AIM OF THE TASK:
Below are the records. List every line holding the word "from".

DATA EXCERPTS:
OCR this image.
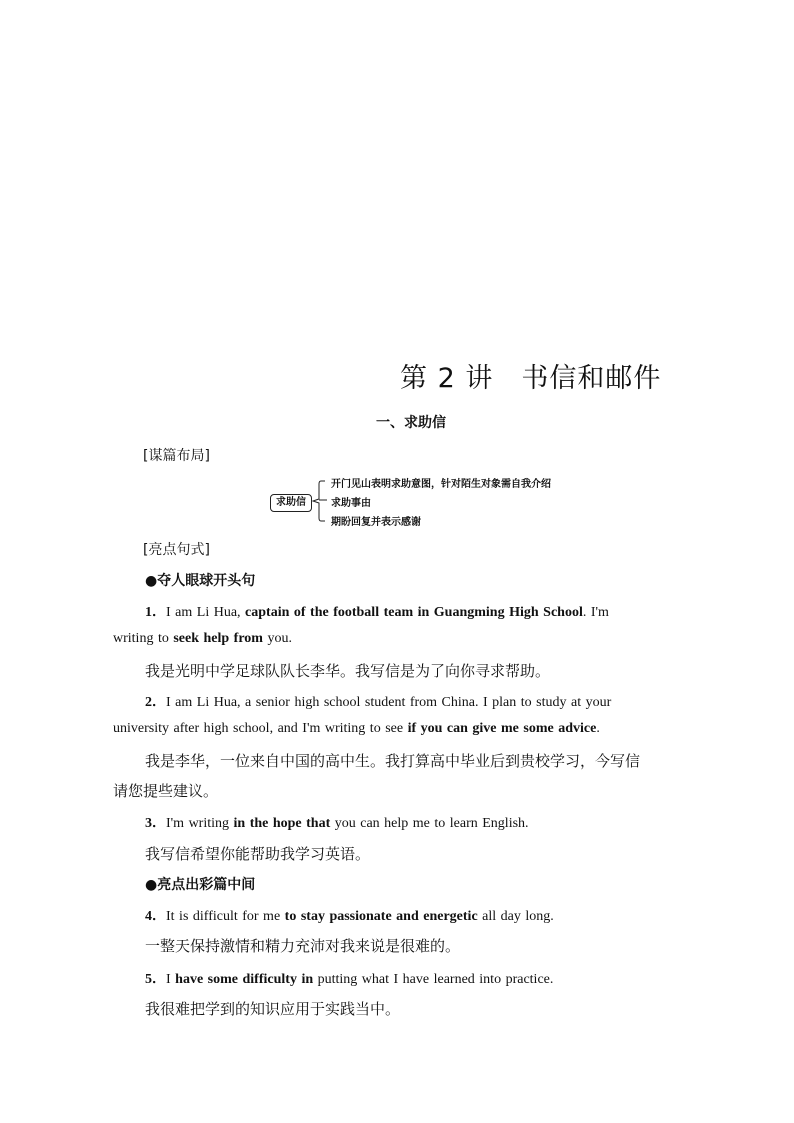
第 2 讲　书信和邮件
一、求助信
[谋篇布局]
求助信
开门见山表明求助意图，针对陌生对象需自我介绍
求助事由
期盼回复并表示感谢
[亮点句式]
●夺人眼球开头句
1．I am Li Hua, captain of the football team in Guangming High School. I'm
writing to seek help from you.
我是光明中学足球队队长李华。我写信是为了向你寻求帮助。
2．I am Li Hua, a senior high school student from China. I plan to study at your
university after high school, and I'm writing to see if you can give me some advice.
我是李华，一位来自中国的高中生。我打算高中毕业后到贵校学习，今写信
请您提些建议。
3．I'm writing in the hope that you can help me to learn English.
我写信希望你能帮助我学习英语。
●亮点出彩篇中间
4．It is difficult for me to stay passionate and energetic all day long.
一整天保持激情和精力充沛对我来说是很难的。
5．I have some difficulty in putting what I have learned into practice.
我很难把学到的知识应用于实践当中。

WRITTEN SOLUTION:
writing to seek help from you.
2．I am Li Hua, a senior high school student from China. I plan to study at your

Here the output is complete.